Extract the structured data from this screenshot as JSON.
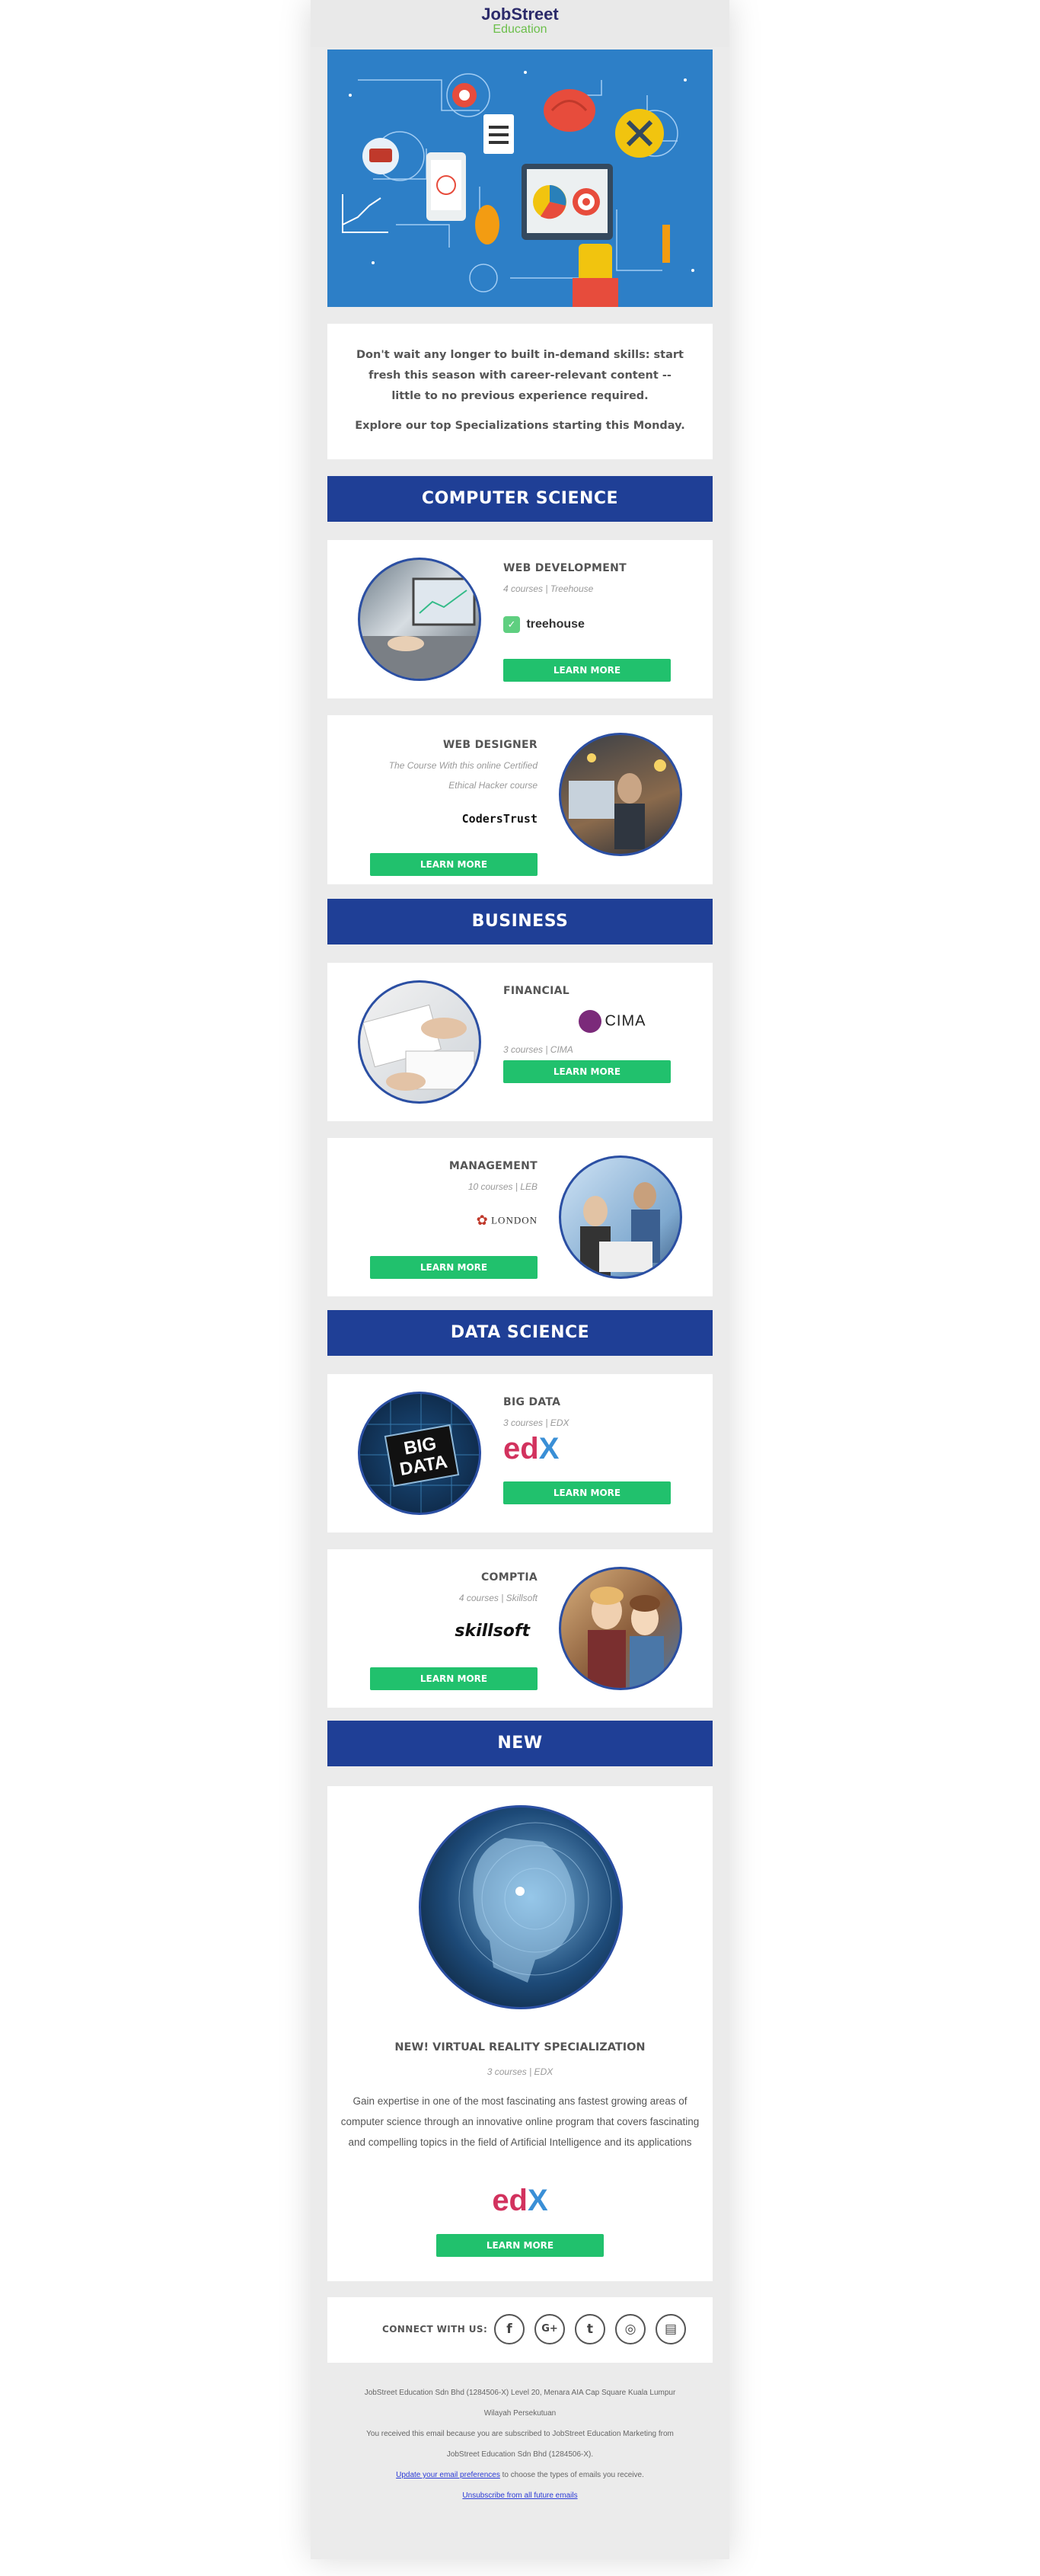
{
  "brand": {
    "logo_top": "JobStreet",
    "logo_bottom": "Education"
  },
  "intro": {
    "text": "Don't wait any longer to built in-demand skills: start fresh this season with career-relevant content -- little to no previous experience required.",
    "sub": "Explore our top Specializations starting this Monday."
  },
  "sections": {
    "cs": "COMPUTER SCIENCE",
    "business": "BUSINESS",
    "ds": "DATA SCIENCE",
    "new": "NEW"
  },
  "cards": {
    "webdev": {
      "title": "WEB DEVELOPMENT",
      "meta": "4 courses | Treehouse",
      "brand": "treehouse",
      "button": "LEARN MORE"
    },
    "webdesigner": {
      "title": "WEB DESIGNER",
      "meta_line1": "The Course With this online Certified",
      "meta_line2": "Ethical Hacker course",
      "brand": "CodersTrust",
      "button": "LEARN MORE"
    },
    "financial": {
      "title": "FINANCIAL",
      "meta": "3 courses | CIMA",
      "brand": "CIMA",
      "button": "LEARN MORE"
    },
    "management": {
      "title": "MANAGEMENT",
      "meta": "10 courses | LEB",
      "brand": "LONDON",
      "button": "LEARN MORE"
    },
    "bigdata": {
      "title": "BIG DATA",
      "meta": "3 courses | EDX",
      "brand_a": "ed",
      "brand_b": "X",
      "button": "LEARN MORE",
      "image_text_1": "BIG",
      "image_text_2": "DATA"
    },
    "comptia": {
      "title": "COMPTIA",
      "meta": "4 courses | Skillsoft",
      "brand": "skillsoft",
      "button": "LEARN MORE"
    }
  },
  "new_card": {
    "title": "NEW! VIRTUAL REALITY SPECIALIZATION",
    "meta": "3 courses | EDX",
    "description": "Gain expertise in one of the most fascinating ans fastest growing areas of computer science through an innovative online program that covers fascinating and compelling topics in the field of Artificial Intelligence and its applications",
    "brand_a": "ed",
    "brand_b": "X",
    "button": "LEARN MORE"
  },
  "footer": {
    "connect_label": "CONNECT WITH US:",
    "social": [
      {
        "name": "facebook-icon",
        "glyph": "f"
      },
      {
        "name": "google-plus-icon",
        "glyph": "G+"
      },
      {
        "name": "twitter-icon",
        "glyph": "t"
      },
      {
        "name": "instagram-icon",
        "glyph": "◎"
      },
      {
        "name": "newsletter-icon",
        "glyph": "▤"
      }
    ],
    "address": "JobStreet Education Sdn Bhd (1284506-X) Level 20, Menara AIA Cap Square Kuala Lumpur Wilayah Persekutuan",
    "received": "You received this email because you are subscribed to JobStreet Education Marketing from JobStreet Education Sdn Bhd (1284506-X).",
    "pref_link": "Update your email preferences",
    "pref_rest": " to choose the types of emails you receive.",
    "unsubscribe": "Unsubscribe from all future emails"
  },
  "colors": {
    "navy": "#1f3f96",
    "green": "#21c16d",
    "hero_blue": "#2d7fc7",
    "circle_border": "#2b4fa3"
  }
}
■ ■ ■ ■ ■ ■ ■
EXERCISE: Return the material word for word. Pictures are not part of the copy.

WRITTEN SOLUTION:
Extract the structured data from this screenshot as JSON.
{
  "brand": {
    "logo_top": "JobStreet",
    "logo_bottom": "Education"
  },
  "intro": {
    "text": "Don't wait any longer to built in-demand skills: start fresh this season with career-relevant content -- little to no previous experience required.",
    "sub": "Explore our top Specializations starting this Monday."
  },
  "sections": {
    "cs": "COMPUTER SCIENCE",
    "business": "BUSINESS",
    "ds": "DATA SCIENCE",
    "new": "NEW"
  },
  "cards": {
    "webdev": {
      "title": "WEB DEVELOPMENT",
      "meta": "4 courses | Treehouse",
      "brand": "treehouse",
      "button": "LEARN MORE"
    },
    "webdesigner": {
      "title": "WEB DESIGNER",
      "meta_line1": "The Course With this online Certified",
      "meta_line2": "Ethical Hacker course",
      "brand": "CodersTrust",
      "button": "LEARN MORE"
    },
    "financial": {
      "title": "FINANCIAL",
      "meta": "3 courses | CIMA",
      "brand": "CIMA",
      "button": "LEARN MORE"
    },
    "management": {
      "title": "MANAGEMENT",
      "meta": "10 courses | LEB",
      "brand": "LONDON",
      "button": "LEARN MORE"
    },
    "bigdata": {
      "title": "BIG DATA",
      "meta": "3 courses | EDX",
      "brand_a": "ed",
      "brand_b": "X",
      "button": "LEARN MORE",
      "image_text_1": "BIG",
      "image_text_2": "DATA"
    },
    "comptia": {
      "title": "COMPTIA",
      "meta": "4 courses | Skillsoft",
      "brand": "skillsoft",
      "button": "LEARN MORE"
    }
  },
  "new_card": {
    "title": "NEW! VIRTUAL REALITY SPECIALIZATION",
    "meta": "3 courses | EDX",
    "description": "Gain expertise in one of the most fascinating ans fastest growing areas of computer science through an innovative online program that covers fascinating and compelling topics in the field of Artificial Intelligence and its applications",
    "brand_a": "ed",
    "brand_b": "X",
    "button": "LEARN MORE"
  },
  "footer": {
    "connect_label": "CONNECT WITH US:",
    "social": [
      {
        "name": "facebook-icon",
        "glyph": "f"
      },
      {
        "name": "google-plus-icon",
        "glyph": "G+"
      },
      {
        "name": "twitter-icon",
        "glyph": "t"
      },
      {
        "name": "instagram-icon",
        "glyph": "◎"
      },
      {
        "name": "newsletter-icon",
        "glyph": "▤"
      }
    ],
    "address": "JobStreet Education Sdn Bhd (1284506-X) Level 20, Menara AIA Cap Square Kuala Lumpur Wilayah Persekutuan",
    "received": "You received this email because you are subscribed to JobStreet Education Marketing from JobStreet Education Sdn Bhd (1284506-X).",
    "pref_link": "Update your email preferences",
    "pref_rest": " to choose the types of emails you receive.",
    "unsubscribe": "Unsubscribe from all future emails"
  },
  "colors": {
    "navy": "#1f3f96",
    "green": "#21c16d",
    "hero_blue": "#2d7fc7",
    "circle_border": "#2b4fa3"
  }
}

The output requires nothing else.